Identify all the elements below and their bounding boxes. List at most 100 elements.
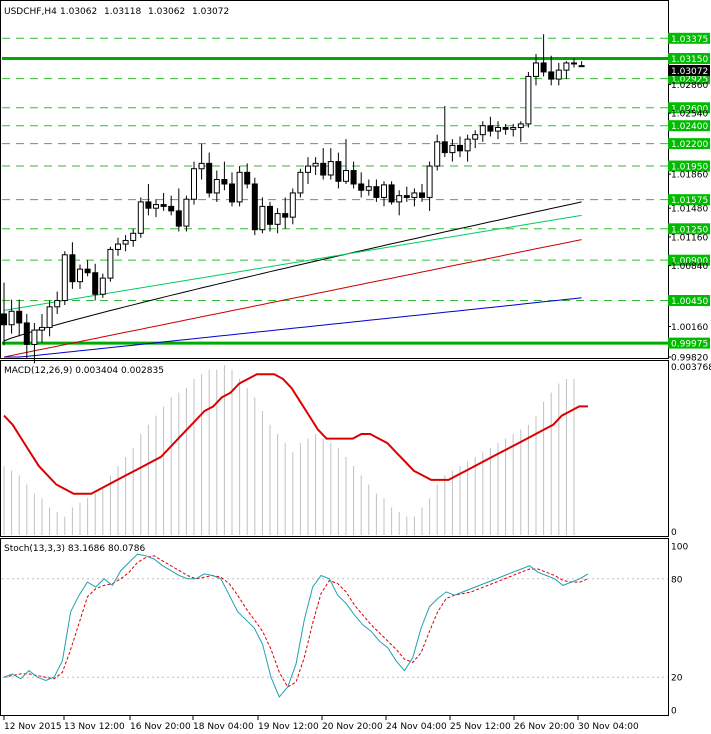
- candle-body: [160, 204, 167, 207]
- level-tag: [668, 194, 710, 206]
- candle-body: [578, 65, 585, 68]
- price-tick-label: 0.99820: [671, 354, 708, 364]
- candle-body: [441, 141, 448, 154]
- level-label: 1.03150: [671, 55, 708, 65]
- candle-body: [305, 165, 311, 173]
- candle-body: [145, 201, 152, 209]
- symbol-header: USDCHF,H4: [4, 7, 57, 17]
- candle-body: [39, 326, 45, 331]
- candle-body: [502, 127, 509, 130]
- candle-body: [153, 204, 159, 209]
- current-price-tag: [668, 64, 710, 76]
- candle-body: [236, 171, 243, 203]
- candle-body: [267, 205, 273, 225]
- candle-body: [175, 210, 182, 227]
- candle-body: [274, 213, 281, 225]
- stoch-panel-frame: [0, 538, 669, 716]
- candle-body: [99, 277, 106, 295]
- candle-body: [457, 144, 463, 152]
- candle-body: [403, 195, 410, 198]
- time-tick-label: 26 Nov 20:00: [514, 722, 575, 732]
- level-tag: [668, 120, 710, 132]
- candle-body: [107, 248, 114, 279]
- level-label: 1.01950: [671, 163, 708, 173]
- candle-body: [464, 138, 471, 152]
- candle-body: [487, 125, 494, 132]
- candle-body: [115, 243, 121, 250]
- time-tick-label: 18 Nov 04:00: [193, 722, 254, 732]
- candle-body: [191, 168, 197, 200]
- candle-body: [259, 205, 266, 231]
- macd-tick-label: 0: [671, 528, 677, 538]
- price-panel-frame: [0, 0, 669, 359]
- time-tick-label: 25 Nov 12:00: [450, 722, 511, 732]
- price-tick-label: 1.00840: [671, 262, 708, 272]
- price-tick-label: 1.00160: [671, 323, 708, 333]
- candle-body: [327, 161, 334, 176]
- current-price-label: 1.03072: [671, 67, 708, 77]
- candle-body: [510, 127, 517, 130]
- candle-body: [137, 201, 144, 234]
- level-label: 1.01575: [671, 196, 708, 206]
- moving-average-line: [3, 214, 582, 311]
- candle-body: [289, 192, 296, 218]
- level-label: 1.00450: [671, 297, 708, 307]
- candle-body: [365, 186, 372, 191]
- time-tick-label: 24 Nov 04:00: [386, 722, 447, 732]
- moving-average-line: [3, 239, 582, 358]
- candle-body: [555, 69, 562, 80]
- candle-body: [198, 162, 205, 170]
- ohlc-close: 1.03072: [192, 7, 229, 17]
- level-tag: [668, 102, 710, 114]
- candle-body: [8, 310, 15, 326]
- candle-body: [426, 165, 433, 198]
- candle-body: [122, 239, 129, 245]
- candle-body: [61, 254, 68, 302]
- macd-indicator: 0.003768 0: [3, 363, 711, 538]
- candle-body: [69, 254, 76, 283]
- price-axis: 1.03375 1.03150 1.02925 1.02600 1.02400 1.022…: [668, 32, 710, 364]
- stoch-tick-label: 0: [671, 707, 677, 717]
- price-tick-label: 1.01160: [671, 233, 708, 243]
- time-tick-label: 20 Nov 20:00: [322, 722, 383, 732]
- time-tick-label: 16 Nov 20:00: [130, 722, 191, 732]
- level-tag: [668, 254, 710, 266]
- horizontal-levels: [2, 37, 668, 345]
- stoch-signal-line: [3, 555, 589, 688]
- moving-averages: [3, 201, 582, 358]
- candle-body: [548, 71, 555, 80]
- candle-body: [388, 184, 395, 203]
- stoch-tick-label: 100: [671, 543, 688, 553]
- candle-body: [206, 162, 213, 194]
- level-tag: [668, 73, 710, 85]
- time-axis: 12 Nov 2015 13 Nov 12:00 16 Nov 20:00 18 No…: [3, 716, 639, 732]
- level-label: 1.00900: [671, 257, 708, 267]
- stoch-tick-label: 80: [671, 575, 683, 585]
- level-label: 1.02200: [671, 140, 708, 150]
- level-label: 1.02925: [671, 75, 708, 85]
- candle-body: [244, 171, 251, 185]
- level-tag: [668, 138, 710, 150]
- candle-body: [312, 162, 319, 167]
- candle-body: [373, 186, 380, 198]
- time-tick-label: 13 Nov 12:00: [64, 722, 125, 732]
- candle-body: [350, 170, 357, 185]
- candle-body: [540, 62, 547, 73]
- ohlc-high: 1.03118: [104, 7, 141, 17]
- candle-body: [229, 183, 235, 203]
- candle-body: [213, 179, 220, 194]
- candle-body: [411, 192, 418, 198]
- price-tick-label: 1.02860: [671, 81, 708, 91]
- candle-body: [449, 144, 456, 154]
- candle-body: [495, 127, 501, 132]
- candle-body: [84, 268, 91, 274]
- candle-body: [183, 198, 190, 227]
- candle-body: [320, 162, 327, 176]
- candle-body: [563, 62, 570, 71]
- candle-body: [381, 184, 387, 198]
- candle-body: [130, 232, 137, 241]
- candle-body: [472, 134, 479, 140]
- stoch-main-line: [3, 553, 589, 698]
- candle-body: [1, 313, 7, 326]
- level-tag: [668, 160, 710, 172]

— Your objective —
Write the lines starting at the one containing "- candle-body: [160, 204, 167, 207]" and ending at the one containing "- time-tick-label: 25", both included, as a JSON list of strings with one string per line and no blank lines.

— Solution below —
[
  "- candle-body: [160, 204, 167, 207]",
  "- level-tag: [668, 194, 710, 206]",
  "- candle-body: [578, 65, 585, 68]",
  "- price-tick-label: 0.99820: [671, 354, 708, 364]",
  "- candle-body: [441, 141, 448, 154]",
  "- level-label: 1.03150: [671, 55, 708, 65]",
  "- candle-body: [305, 165, 311, 173]",
  "- candle-body: [145, 201, 152, 209]",
  "- symbol-header: USDCHF,H4: [4, 7, 57, 17]",
  "- candle-body: [39, 326, 45, 331]",
  "- candle-body: [502, 127, 509, 130]",
  "- candle-body: [153, 204, 159, 209]",
  "- current-price-tag: [668, 64, 710, 76]",
  "- candle-body: [236, 171, 243, 203]",
  "- candle-body: [267, 205, 273, 225]",
  "- candle-body: [175, 210, 182, 227]",
  "- candle-body: [274, 213, 281, 225]",
  "- stoch-panel-frame: [0, 538, 669, 716]",
  "- candle-body: [99, 277, 106, 295]",
  "- candle-body: [457, 144, 463, 152]",
  "- candle-body: [403, 195, 410, 198]",
  "- time-tick-label: 26 Nov 20:00: [514, 722, 575, 732]",
  "- level-tag: [668, 120, 710, 132]",
  "- candle-body: [107, 248, 114, 279]",
  "- level-label: 1.01950: [671, 163, 708, 173]",
  "- candle-body: [464, 138, 471, 152]",
  "- candle-body: [487, 125, 494, 132]",
  "- candle-body: [115, 243, 121, 250]",
  "- time-tick-label: 18 Nov 04:00: [193, 722, 254, 732]",
  "- candle-body: [191, 168, 197, 200]",
  "- candle-body: [259, 205, 266, 231]",
  "- macd-tick-label: 0: [671, 528, 677, 538]",
  "- price-panel-frame: [0, 0, 669, 359]",
  "- time-tick-label: 25 Nov 12:00: [450, 722, 511, 732]"
]